[Extracts from a graphics dataset]
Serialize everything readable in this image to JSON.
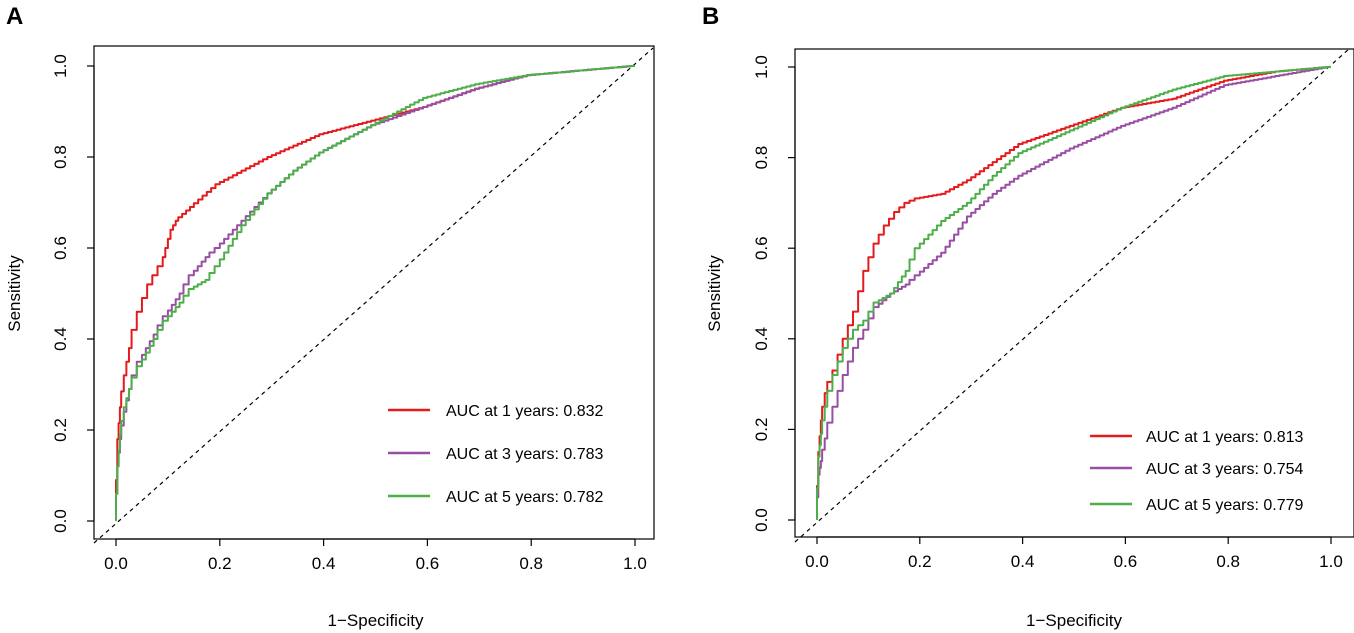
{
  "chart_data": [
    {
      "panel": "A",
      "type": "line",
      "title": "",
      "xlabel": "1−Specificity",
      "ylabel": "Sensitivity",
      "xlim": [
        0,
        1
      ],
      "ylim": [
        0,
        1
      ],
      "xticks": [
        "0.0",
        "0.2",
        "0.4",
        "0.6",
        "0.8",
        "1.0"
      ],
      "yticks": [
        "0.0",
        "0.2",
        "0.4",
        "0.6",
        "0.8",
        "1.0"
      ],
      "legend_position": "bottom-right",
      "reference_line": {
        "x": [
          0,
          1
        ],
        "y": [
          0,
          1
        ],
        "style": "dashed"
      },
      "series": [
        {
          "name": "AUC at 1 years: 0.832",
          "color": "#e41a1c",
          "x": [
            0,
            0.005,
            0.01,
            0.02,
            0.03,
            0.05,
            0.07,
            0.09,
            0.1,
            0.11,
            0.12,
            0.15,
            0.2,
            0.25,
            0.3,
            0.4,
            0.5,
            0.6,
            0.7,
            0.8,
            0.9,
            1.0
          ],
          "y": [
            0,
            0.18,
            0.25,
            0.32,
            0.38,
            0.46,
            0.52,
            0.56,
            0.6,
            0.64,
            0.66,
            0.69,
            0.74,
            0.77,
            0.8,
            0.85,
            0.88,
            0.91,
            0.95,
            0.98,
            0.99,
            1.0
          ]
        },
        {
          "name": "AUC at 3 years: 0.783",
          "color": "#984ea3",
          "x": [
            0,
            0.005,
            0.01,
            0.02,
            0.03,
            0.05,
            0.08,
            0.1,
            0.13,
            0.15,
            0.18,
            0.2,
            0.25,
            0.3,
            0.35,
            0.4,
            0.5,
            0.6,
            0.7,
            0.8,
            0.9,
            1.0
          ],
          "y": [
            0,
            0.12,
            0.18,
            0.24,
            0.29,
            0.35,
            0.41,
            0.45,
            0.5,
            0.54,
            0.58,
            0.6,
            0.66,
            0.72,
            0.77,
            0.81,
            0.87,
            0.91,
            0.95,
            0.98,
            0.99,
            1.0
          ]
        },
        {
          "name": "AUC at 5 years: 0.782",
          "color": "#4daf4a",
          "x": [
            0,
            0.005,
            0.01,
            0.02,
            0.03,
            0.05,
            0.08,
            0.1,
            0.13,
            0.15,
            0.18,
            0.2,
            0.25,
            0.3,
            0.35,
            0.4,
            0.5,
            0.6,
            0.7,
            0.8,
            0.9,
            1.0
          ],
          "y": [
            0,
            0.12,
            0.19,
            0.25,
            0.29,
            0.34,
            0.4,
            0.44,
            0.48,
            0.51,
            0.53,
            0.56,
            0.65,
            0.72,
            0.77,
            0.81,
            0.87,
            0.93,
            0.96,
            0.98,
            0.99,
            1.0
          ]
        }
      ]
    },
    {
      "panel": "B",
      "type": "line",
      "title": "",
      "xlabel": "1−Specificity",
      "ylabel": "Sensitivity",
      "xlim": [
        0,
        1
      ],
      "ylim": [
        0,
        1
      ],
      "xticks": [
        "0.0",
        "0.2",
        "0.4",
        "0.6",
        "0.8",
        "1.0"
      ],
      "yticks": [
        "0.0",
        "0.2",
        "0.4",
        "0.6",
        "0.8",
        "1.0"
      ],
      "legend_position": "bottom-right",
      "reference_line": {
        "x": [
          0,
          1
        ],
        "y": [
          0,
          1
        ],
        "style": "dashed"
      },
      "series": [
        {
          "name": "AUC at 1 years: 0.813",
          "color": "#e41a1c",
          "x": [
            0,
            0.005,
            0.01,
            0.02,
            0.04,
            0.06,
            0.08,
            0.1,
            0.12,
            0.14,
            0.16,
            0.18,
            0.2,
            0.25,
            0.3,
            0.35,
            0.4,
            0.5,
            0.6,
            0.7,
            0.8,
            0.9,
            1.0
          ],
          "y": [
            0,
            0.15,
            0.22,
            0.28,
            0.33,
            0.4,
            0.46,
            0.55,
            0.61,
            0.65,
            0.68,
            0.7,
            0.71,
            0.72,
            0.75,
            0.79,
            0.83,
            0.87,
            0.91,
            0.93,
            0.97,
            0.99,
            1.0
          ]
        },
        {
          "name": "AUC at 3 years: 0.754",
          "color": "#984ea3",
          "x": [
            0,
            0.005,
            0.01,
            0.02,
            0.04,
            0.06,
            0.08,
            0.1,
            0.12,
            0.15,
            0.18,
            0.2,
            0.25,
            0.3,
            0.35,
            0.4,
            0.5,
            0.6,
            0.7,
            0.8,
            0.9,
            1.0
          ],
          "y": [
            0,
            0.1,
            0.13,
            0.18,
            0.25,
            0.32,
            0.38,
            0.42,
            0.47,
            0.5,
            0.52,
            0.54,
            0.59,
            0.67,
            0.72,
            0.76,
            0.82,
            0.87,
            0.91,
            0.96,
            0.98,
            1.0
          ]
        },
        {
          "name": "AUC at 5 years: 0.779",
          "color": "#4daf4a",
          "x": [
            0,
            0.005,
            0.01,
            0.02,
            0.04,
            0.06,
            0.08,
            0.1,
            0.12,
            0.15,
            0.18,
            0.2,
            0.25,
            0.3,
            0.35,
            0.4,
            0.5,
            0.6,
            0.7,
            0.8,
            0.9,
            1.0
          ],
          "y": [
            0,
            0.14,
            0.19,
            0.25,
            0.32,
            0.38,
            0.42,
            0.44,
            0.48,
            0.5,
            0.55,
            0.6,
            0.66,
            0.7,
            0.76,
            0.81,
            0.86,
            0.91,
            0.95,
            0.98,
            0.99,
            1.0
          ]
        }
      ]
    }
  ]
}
==
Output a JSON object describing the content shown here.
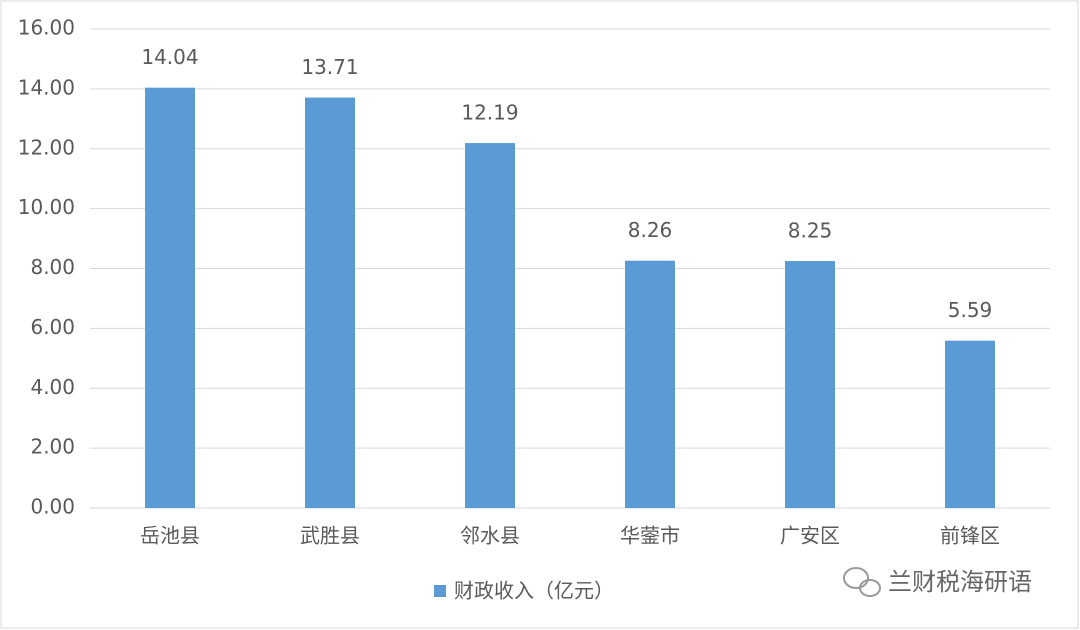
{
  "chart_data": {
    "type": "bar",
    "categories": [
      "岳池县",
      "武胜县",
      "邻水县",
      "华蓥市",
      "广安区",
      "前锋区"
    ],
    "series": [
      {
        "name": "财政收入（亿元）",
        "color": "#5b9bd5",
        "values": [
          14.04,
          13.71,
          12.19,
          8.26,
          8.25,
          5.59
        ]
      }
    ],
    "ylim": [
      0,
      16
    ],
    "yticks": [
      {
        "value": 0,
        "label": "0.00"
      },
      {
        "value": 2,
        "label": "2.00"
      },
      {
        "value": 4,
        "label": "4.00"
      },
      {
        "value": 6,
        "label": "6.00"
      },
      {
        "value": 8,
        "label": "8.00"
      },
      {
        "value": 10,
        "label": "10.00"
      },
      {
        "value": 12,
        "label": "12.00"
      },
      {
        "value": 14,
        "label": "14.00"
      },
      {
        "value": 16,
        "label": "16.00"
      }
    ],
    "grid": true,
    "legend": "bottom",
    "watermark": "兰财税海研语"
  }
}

**EXERCISE DIRECTIONS**
Say only how many lines in the records carry the word "name".

**WORKED SOLUTION**
7